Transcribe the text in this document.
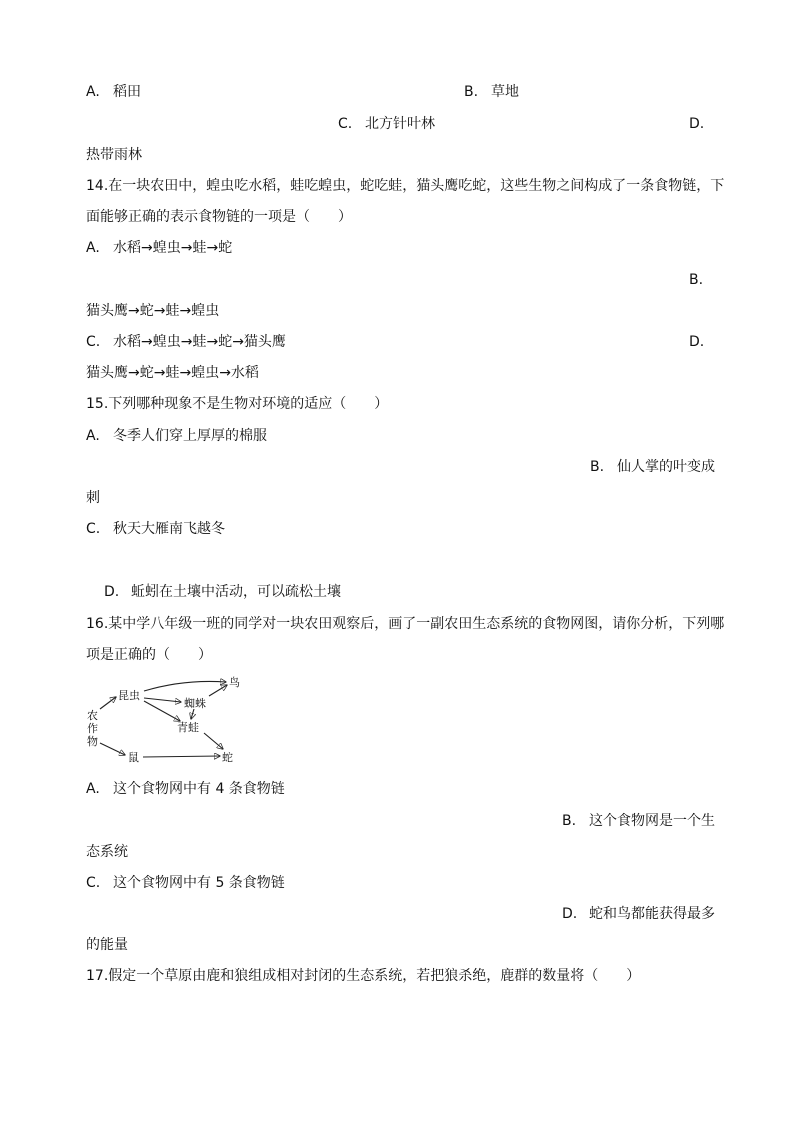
A. 稻田	B. 草地
C. 北方针叶林	D.
热带雨林
14.在一块农田中，蝗虫吃水稻，蛙吃蝗虫，蛇吃蛙，猫头鹰吃蛇，这些生物之间构成了一条食物链，下
面能够正确的表示食物链的一项是（　　）
A. 水稻→蝗虫→蛙→蛇
B.
猫头鹰→蛇→蛙→蝗虫
C. 水稻→蝗虫→蛙→蛇→猫头鹰	D.
猫头鹰→蛇→蛙→蝗虫→水稻
15.下列哪种现象不是生物对环境的适应（　　）
A. 冬季人们穿上厚厚的棉服
B. 仙人掌的叶变成
刺
C. 秋天大雁南飞越冬
D. 蚯蚓在土壤中活动，可以疏松土壤
16.某中学八年级一班的同学对一块农田观察后，画了一副农田生态系统的食物网图，请你分析，下列哪
项是正确的（　　）
农
作
物
昆虫
鸟
蜘蛛
青蛙
鼠	蛇
A. 这个食物网中有 4 条食物链
B. 这个食物网是一个生
态系统
C. 这个食物网中有 5 条食物链
D. 蛇和鸟都能获得最多
的能量
17.假定一个草原由鹿和狼组成相对封闭的生态系统，若把狼杀绝，鹿群的数量将（　　）
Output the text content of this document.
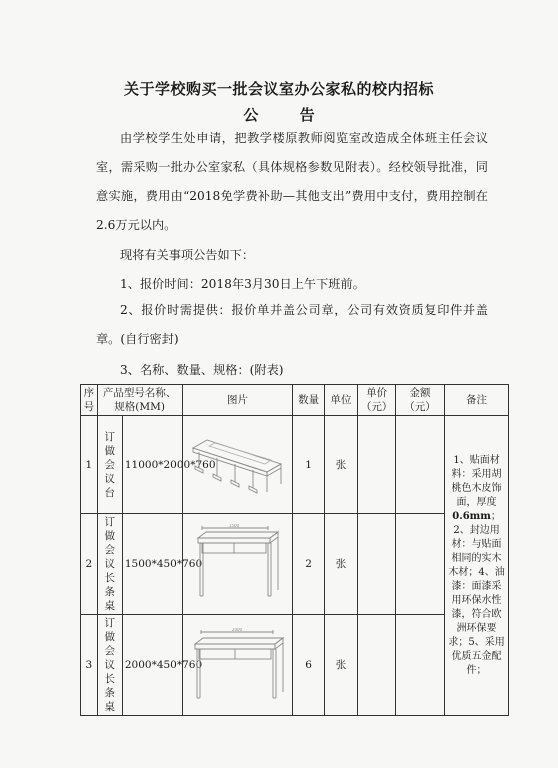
关于学校购买一批会议室办公家私的校内招标
公 告
由学校学生处申请，把教学楼原教师阅览室改造成全体班主任会议室，需采购一批办公室家私（具体规格参数见附表）。经校领导批准，同意实施，费用由“2018免学费补助—其他支出”费用中支付，费用控制在2.6万元以内。
现将有关事项公告如下：
1、报价时间：2018年3月30日上午下班前。
2、报价时需提供：报价单并盖公司章，公司有效资质复印件并盖章。(自行密封)
3、名称、数量、规格：(附表)
序号	产品型号名称、规格(MM)		图片	数量	单位	单价（元）	金额（元）	备注
1	订做会议台	11000*2000*760		1	张			1、贴面材料：采用胡桃色木皮饰面，厚度0.6mm；2、封边用材：与贴面相同的实木木材；4、油漆：面漆采用环保水性漆，符合欧洲环保要求；5、采用优质五金配件；
2	订做会议长条桌	1500*450*760	1500	2	张			
3	订做会议长条桌	2000*450*760	2000	6	张			
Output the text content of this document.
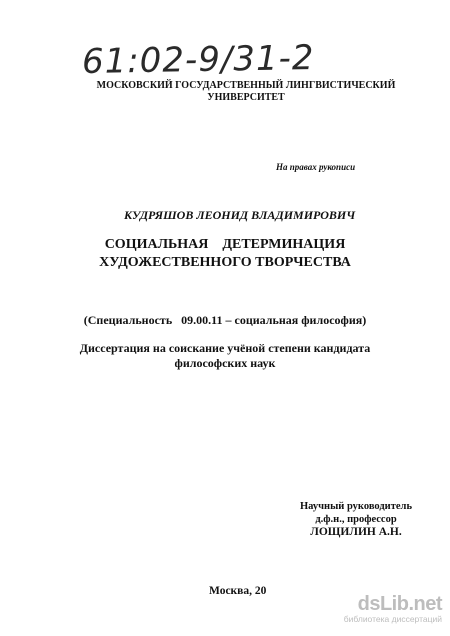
61:02-9/31-2
МОСКОВСКИЙ ГОСУДАРСТВЕННЫЙ ЛИНГВИСТИЧЕСКИЙ
УНИВЕРСИТЕТ
На правах рукописи
КУДРЯШОВ ЛЕОНИД ВЛАДИМИРОВИЧ
СОЦИАЛЬНАЯ    ДЕТЕРМИНАЦИЯ
ХУДОЖЕСТВЕННОГО ТВОРЧЕСТВА
(Специальность   09.00.11 – социальная философия)
Диссертация на соискание учёной степени кандидата
философских наук
Научный руководитель
д.ф.н., профессор
ЛОЩИЛИН А.Н.
Москва, 20
dsLib.net
библиотека диссертаций
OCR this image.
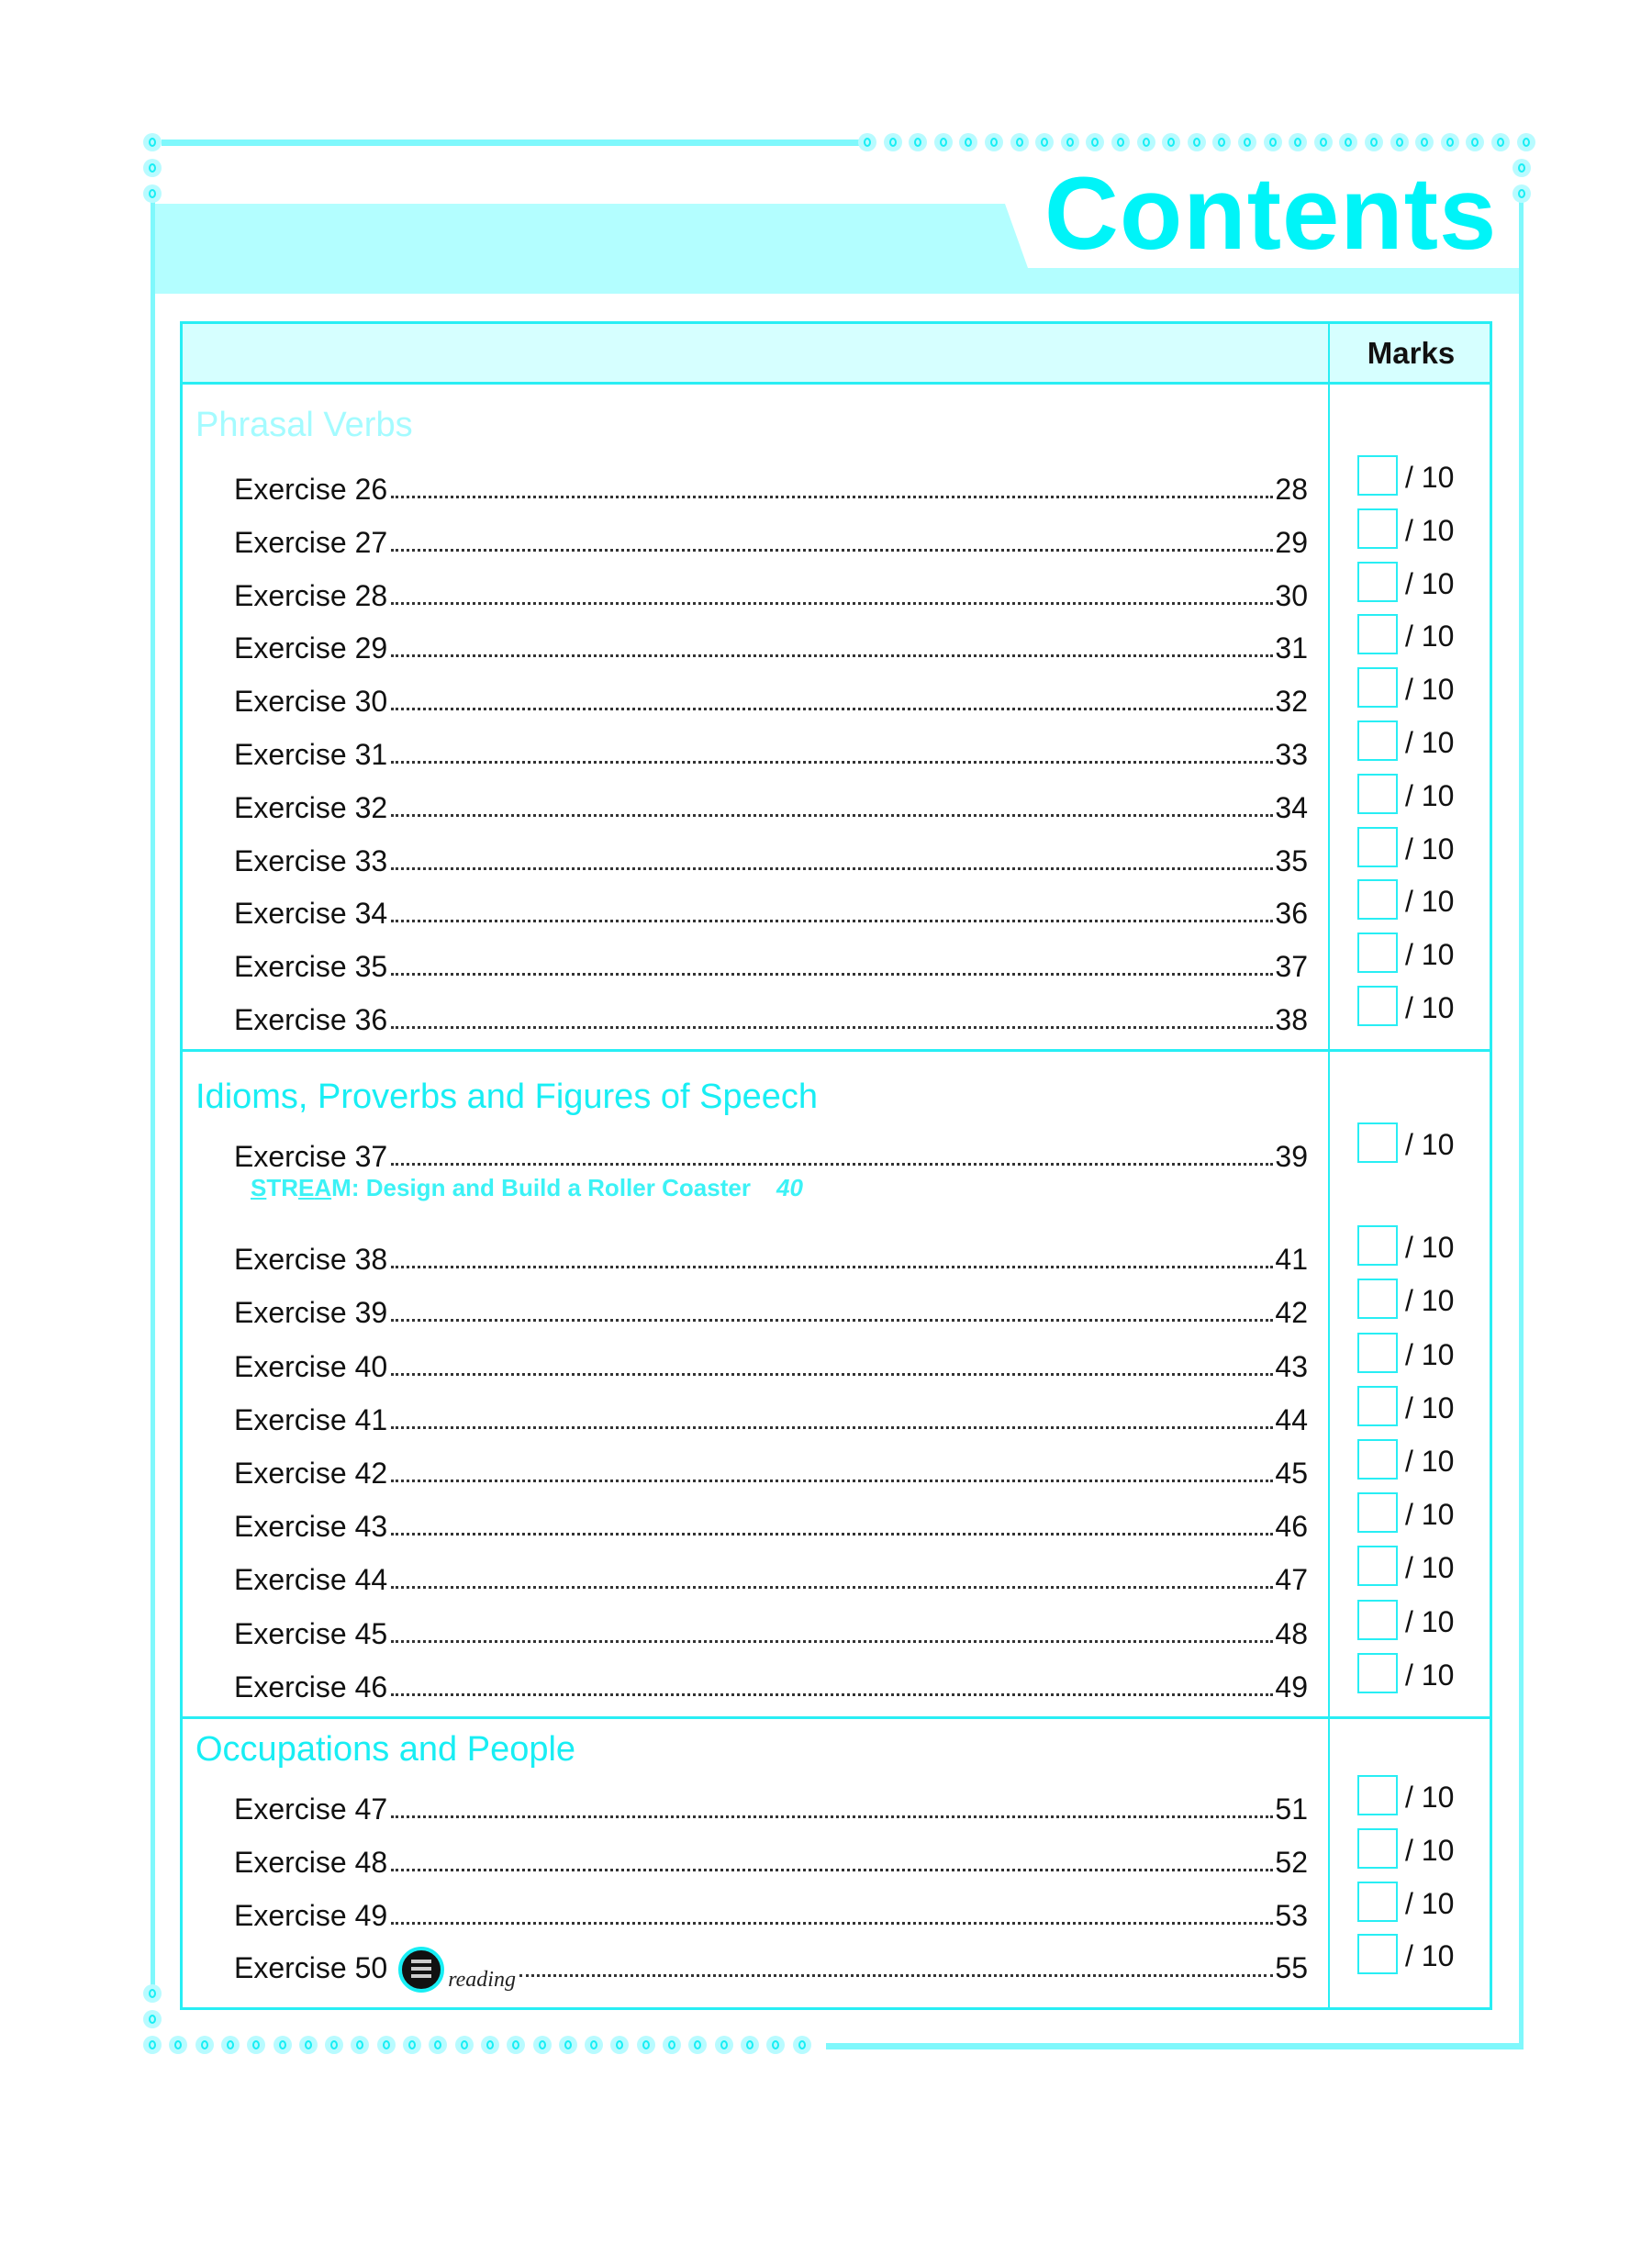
Contents
Marks
Phrasal Verbs
Exercise 26	28	/ 10
Exercise 27	29	/ 10
Exercise 28	30	/ 10
Exercise 29	31	/ 10
Exercise 30	32	/ 10
Exercise 31	33	/ 10
Exercise 32	34	/ 10
Exercise 33	35	/ 10
Exercise 34	36	/ 10
Exercise 35	37	/ 10
Exercise 36	38	/ 10
Idioms, Proverbs and Figures of Speech
Exercise 37	39	/ 10
STREAM: Design and Build a Roller Coaster 40
Exercise 38	41	/ 10
Exercise 39	42	/ 10
Exercise 40	43	/ 10
Exercise 41	44	/ 10
Exercise 42	45	/ 10
Exercise 43	46	/ 10
Exercise 44	47	/ 10
Exercise 45	48	/ 10
Exercise 46	49	/ 10
Occupations and People
Exercise 47	51	/ 10
Exercise 48	52	/ 10
Exercise 49	53	/ 10
Exercise 50	reading	55	/ 10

PROBLEM DESCRIPTION
Could you repeat all of the material exactly? Pictures should not be copied.

THE OUTPUT
Transcribe the text in this document.
A. 稻田	B. 草地
C. 北方针叶林	D.
热带雨林
14.在一块农田中，蝗虫吃水稻，蛙吃蝗虫，蛇吃蛙，猫头鹰吃蛇，这些生物之间构成了一条食物链，下
面能够正确的表示食物链的一项是（　　）
A. 水稻→蝗虫→蛙→蛇
B.
猫头鹰→蛇→蛙→蝗虫
C. 水稻→蝗虫→蛙→蛇→猫头鹰	D.
猫头鹰→蛇→蛙→蝗虫→水稻
15.下列哪种现象不是生物对环境的适应（　　）
A. 冬季人们穿上厚厚的棉服
B. 仙人掌的叶变成
刺
C. 秋天大雁南飞越冬
D. 蚯蚓在土壤中活动，可以疏松土壤
16.某中学八年级一班的同学对一块农田观察后，画了一副农田生态系统的食物网图，请你分析，下列哪
项是正确的（　　）
农
作
物
昆虫
鸟
蜘蛛
青蛙
鼠	蛇
A. 这个食物网中有 4 条食物链
B. 这个食物网是一个生
态系统
C. 这个食物网中有 5 条食物链
D. 蛇和鸟都能获得最多
的能量
17.假定一个草原由鹿和狼组成相对封闭的生态系统，若把狼杀绝，鹿群的数量将（　　）
Output the text content of this document.
关于学校购买一批会议室办公家私的校内招标
公 告
由学校学生处申请，把教学楼原教师阅览室改造成全体班主任会议室，需采购一批办公室家私（具体规格参数见附表）。经校领导批准，同意实施，费用由“2018免学费补助—其他支出”费用中支付，费用控制在2.6万元以内。
现将有关事项公告如下：
1、报价时间：2018年3月30日上午下班前。
2、报价时需提供：报价单并盖公司章，公司有效资质复印件并盖章。(自行密封)
3、名称、数量、规格：(附表)
序号	产品型号名称、规格(MM)		图片	数量	单位	单价（元）	金额（元）	备注
1	订做会议台	11000*2000*760		1	张			1、贴面材料：采用胡桃色木皮饰面，厚度0.6mm；2、封边用材：与贴面相同的实木木材；4、油漆：面漆采用环保水性漆，符合欧洲环保要求；5、采用优质五金配件；
2	订做会议长条桌	1500*450*760	1500	2	张			
3	订做会议长条桌	2000*450*760	2000	6	张			
Output the text content of this document.
61:02-9/31-2
МОСКОВСКИЙ ГОСУДАРСТВЕННЫЙ ЛИНГВИСТИЧЕСКИЙ
УНИВЕРСИТЕТ
На правах рукописи
КУДРЯШОВ ЛЕОНИД ВЛАДИМИРОВИЧ
СОЦИАЛЬНАЯ    ДЕТЕРМИНАЦИЯ
ХУДОЖЕСТВЕННОГО ТВОРЧЕСТВА
(Специальность   09.00.11 – социальная философия)
Диссертация на соискание учёной степени кандидата
философских наук
Научный руководитель
д.ф.н., профессор
ЛОЩИЛИН А.Н.
Москва, 20
dsLib.net
библиотека диссертаций
OCR this image.
Contents
Marks
Phrasal Verbs
Exercise 26	28	/ 10
Exercise 27	29	/ 10
Exercise 28	30	/ 10
Exercise 29	31	/ 10
Exercise 30	32	/ 10
Exercise 31	33	/ 10
Exercise 32	34	/ 10
Exercise 33	35	/ 10
Exercise 34	36	/ 10
Exercise 35	37	/ 10
Exercise 36	38	/ 10
Idioms, Proverbs and Figures of Speech
Exercise 37	39	/ 10
STREAM: Design and Build a Roller Coaster 40
Exercise 38	41	/ 10
Exercise 39	42	/ 10
Exercise 40	43	/ 10
Exercise 41	44	/ 10
Exercise 42	45	/ 10
Exercise 43	46	/ 10
Exercise 44	47	/ 10
Exercise 45	48	/ 10
Exercise 46	49	/ 10
Occupations and People
Exercise 47	51	/ 10
Exercise 48	52	/ 10
Exercise 49	53	/ 10
Exercise 50	reading	55	/ 10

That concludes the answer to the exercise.